How to complete this task —
Would you count the lines of the listing that carry the word "nämlich"? Give only the resulting number.

Available records —

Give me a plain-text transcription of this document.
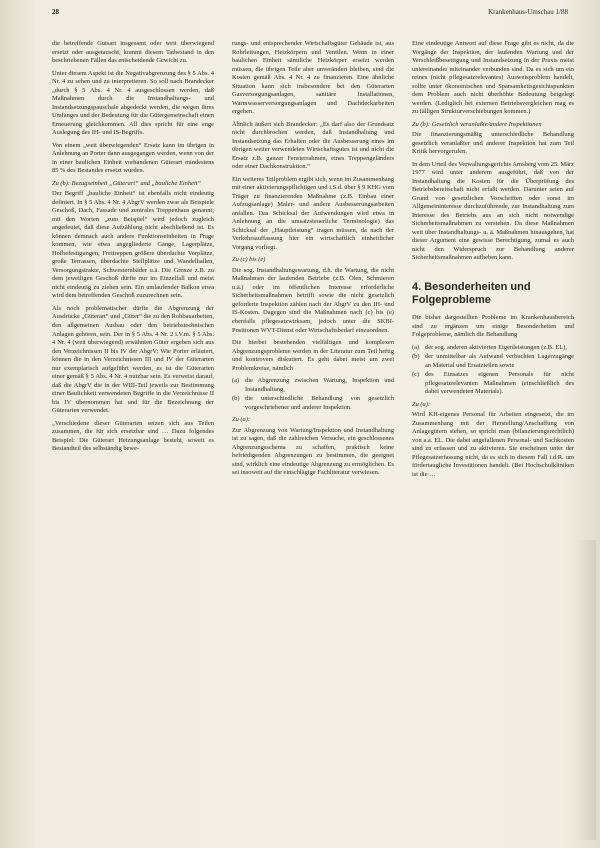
28	Krankenhaus-Umschau 1/88

die betreffende Gutsart insgesamt oder weit überwiegend ersetzt oder ausgetauscht, kommt diesem Tatbestand in den beschriebenen Fällen das entscheidende Gewicht zu.

Unter diesem Aspekt ist die Negativabgrenzung des § 5 Abs. 4 Nr. 4 zu sehen und zu interpretieren. So soll nach Brandecker „durch § 5 Abs. 4 Nr. 4 ausgeschlossen werden, daß Maßnahmen durch die Instandhaltungs- und Instandsetzungspauschale abgedeckt werden, die wegen ihres Umfanges und der Bedeutung für die Gütergemeinschaft einen Erneuerung gleichkommen. All dies spricht für eine enge Auslegung des IH- und IS-Begriffs.

Von einem „weit überwiegenden“ Ersatz kann im übrigen in Anlehnung an Porter dann ausgegangen werden, wenn von der in einer baulichen Einheit vorhandenen Güterart mindestens 85 % des Bestandes ersetzt wurden.

Zu (b): Bezugseinheit „Güterart“ und „bauliche Einheit“

Der Begriff „bauliche Einheit“ ist ebenfalls nicht eindeutig definiert. In § 5 Abs. 4 Nr. 4 AbgrV werden zwar als Beispiele Geschoß, Dach, Fassade und zentrales Treppenhaus genannt; mit den Worten „zum Beispiel“ wird jedoch zugleich angedeutet, daß diese Aufzählung nicht abschließend ist. Es können demnach auch andere Funktionseinheiten in Frage kommen, wie etwa angegliederte Gänge, Lagerplätze, Hofbefestigungen, Freitreppen größere überdachte Vorplätze, große Terrassen, überdachte Stellplätze und Wandelhallen, Versorgungstrakte, Schwesternbäder u.ä. Die Grenze z.B. zu dem jeweiligen Geschoß dürfte nur im Einzelfall und meist nicht eindeutig zu ziehen sein. Ein umlaufender Balkon etwa wird dem betreffenden Geschoß zuzurechnen sein.

Als noch problematischer dürfte die Abgrenzung der Ausdrücke „Güterart“ und „Güter“ die zu den Rohbauarbeiten, den allgemeinen Ausbau oder den betriebstechnischen Anlagen gehören, sein. Der in § 5 Abs. 4 Nr. 2 i.V.m. § 5 Abs. 4 Nr. 4 (weit überwiegend) erwähnten Güter ergeben sich aus den Verzeichnissen II bis IV der AbgrV; Wie Porter erläutert, können die in den Verzeichnissen III und IV der Güterarten nur exemplarisch aufgeführt werden, es ist die Güterarten einer gemäß § 5 Abs. 4 Nr. 4 nutzbar sein. Es verweist darauf, daß die AbgrV die in der WIII-Teil jeweils zur Bestimmung einer Baulichkeit verwendeten Begriffe in die Verzeichnisse II bis IV übernommen hat und für die Bezeichnung der Güterarten verwendet.

„Verschiedene dieser Güterarten setzen sich aus Teilen zusammen, die für sich ersetzbar sind … Dazu folgendes Beispiel: Die Güterart Heizungsanlage besteht, soweit es Bestandteil des selbständig bewe-

rungs- und entsprechender Wirtschaftsgüter Gebäude ist, aus Rohrleitungen, Heizkörpern und Ventilen. Wenn in einer baulichen Einheit sämtliche Heizkörper ersetzt werden müssen, die übrigen Teile aber unverändert bleiben, sind die Kosten gemäß Abs. 4 Nr. 4 zu finanzieren. Eine ähnliche Situation kann sich insbesondere bei den Güterarten Gasversorgungsanlagen, sanitäre Installationen, Warmwasserversorgungsanlagen und Dachdeckarbeiten ergeben.

Ähnlich äußert sich Brandecker: „Es darf also der Grundsatz nicht durchbrochen werden, daß Instandhaltung und Instandsetzung das Erhalten oder die Ausbesserung eines im übrigen weiter verwendeten Wirtschaftsgutes ist und nicht die Ersatz z.B. ganzer Fensterrahmen, eines Treppengeländers oder einer Dachkonstruktion.“

Ein weiteres Teilproblem ergibt sich, wenn im Zusammenhang mit einer aktivierungspflichtigen und i.S.d. über § 9 KHG vom Träger zu finanzierenden Maßnahme (z.B. Einbau einer Aufzugsanlage) Maler- und andere Ausbesserungsarbeiten anfallen. Das Schicksal der Aufwendungen wird etwa in Anlehnung an die umsatzsteuerliche Terminologie) das Schicksal der „Hauptleistung“ tragen müssen, da nach der Verkehrsauffassung hier ein wirtschaftlich einheitlicher Vorgang vorliegt.

Zu (c) bis (e)

Die sog. Instandhaltungswartung, d.h. die Wartung, die nicht Maßnahmen der laufenden Betriebe (z.B. Ölen, Schmieren u.ä.) oder im öffentlichen Interesse erforderliche Sicherheitsmaßnahmen betrifft sowie die nicht gesetzlich geforderte Inspektion zählen nach der AbgrV zu den IH- und IS-Kosten. Dagegen sind die Maßnahmen nach (c) bis (e) ebenfalls pflegesatzwirksam, jedoch unter die SKBI-Positionen WVT-Dienst oder Wirtschaftsbedarf einzuordnen.

Die hierbei bestehenden vielfältigen und komplexen Abgrenzungsprobleme werden in der Literatur zum Teil heftig und kontrovers diskutiert. Es geht dabei meist um zwei Problemkreise, nämlich

(a) die Abgrenzung zwischen Wartung, Inspektion und Instandhaltung,
(b) die unterschiedliche Behandlung von gesetzlich vorgeschriebener und anderer Inspektion.
Zu (a):

Zur Abgrenzung von Wartung/Inspektion und Instandhaltung ist zu sagen, daß die zahlreichen Versuche, ein geschlossenes Abgrenzungsschema zu schaffen, praktisch keine befriedigenden Abgrenzungen zu bestimmen, die geeignet sind, wirklich eine eindeutige Abgrenzung zu ermöglichen. Es sei insoweit auf die einschlägige Fachliteratur verwiesen.

Eine eindeutige Antwort auf diese Frage gibt es nicht, da die Vorgänge der Inspektion, der laufenden Wartung und der Verschleißbeseitigung und Instandsetzung in der Praxis meist untereinander miteinander verbunden sind. Da es sich um ein reines (nicht pflegesatzrelevantes) Ausweisproblem handelt, sollte unter ökonomischen und Sparsamkeitsgesichtspunkten dem Problem auch nicht überhöhte Bedeutung beigelegt werden. (Lediglich bei externen Betriebsvergleichen mag es zu fälligen Strukturverschiebungen kommen.)

Zu (b): Gesetzlich veranlaßte/andere Inspektionen

Die finanzierungsmäßig unterschiedliche Behandlung gesetzlich veranlaßter und anderer Inspektion hat zum Teil Kritik hervorgerufen.

In dem Urteil des Verwaltungsgerichts Arnsberg vom 25. März 1977 wird unter anderem ausgeführt, daß von der Instandhaltung die Kosten für die Überprüfung des Betriebsbereitschaft nicht erfaßt werden. Darunter seien auf Grund von gesetzlichen Vorschriften oder sonst im Allgemeininteresse durchzuführende, zur Instandhaltung zum Interesse des Betriebs aus an sich nicht notwendige Sicherheitsmaßnahmen zu verstehen. Da diese Maßnahmen weit über Instandhaltungs- u. ä. Maßnahmen hinausgehen, hat dieser Argument eine gewisse Berechtigung, zumal es auch nicht den Widerspruch zur Behandlung anderer Sicherheitsmaßnahmen aufheben kann.

4. Besonderheiten und Folgeprobleme

Die bisher dargestellten Probleme im Krankenhausbereich sind zu ergänzen um einige Besonderheiten und Folgeprobleme, nämlich die Behandlung

(a) der sog. anderen aktivierten Eigenleistungen (z.B. EL),
(b) der unmittelbar als Aufwand verbuchten Lagerzugänge an Material und Ersatzteilen sowie
(c) des Einsatzes eigenen Personals für nicht pflegesatzrelevanten Maßnahmen (einschließlich des dabei verwendeten Materials).
Zu (a):

Wird KH-eigenes Personal für Arbeiten eingesetzt, die im Zusammenhang mit der Herstellung/Anschaffung von Anlagegütern stehen, so spricht man (bilanzierungsrechtlich) von a.a. EL. Die dabei angefallenen Personal- und Sachkosten sind zu erfassen und zu aktivieren. Sie erscheinen unter der Pflegesatzerfassung nicht, da es sich in diesem Fall i.d.R. um fördertaugliche Investitionen handelt. (Bei Hochschulkliniken ist die …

Exercise result —
2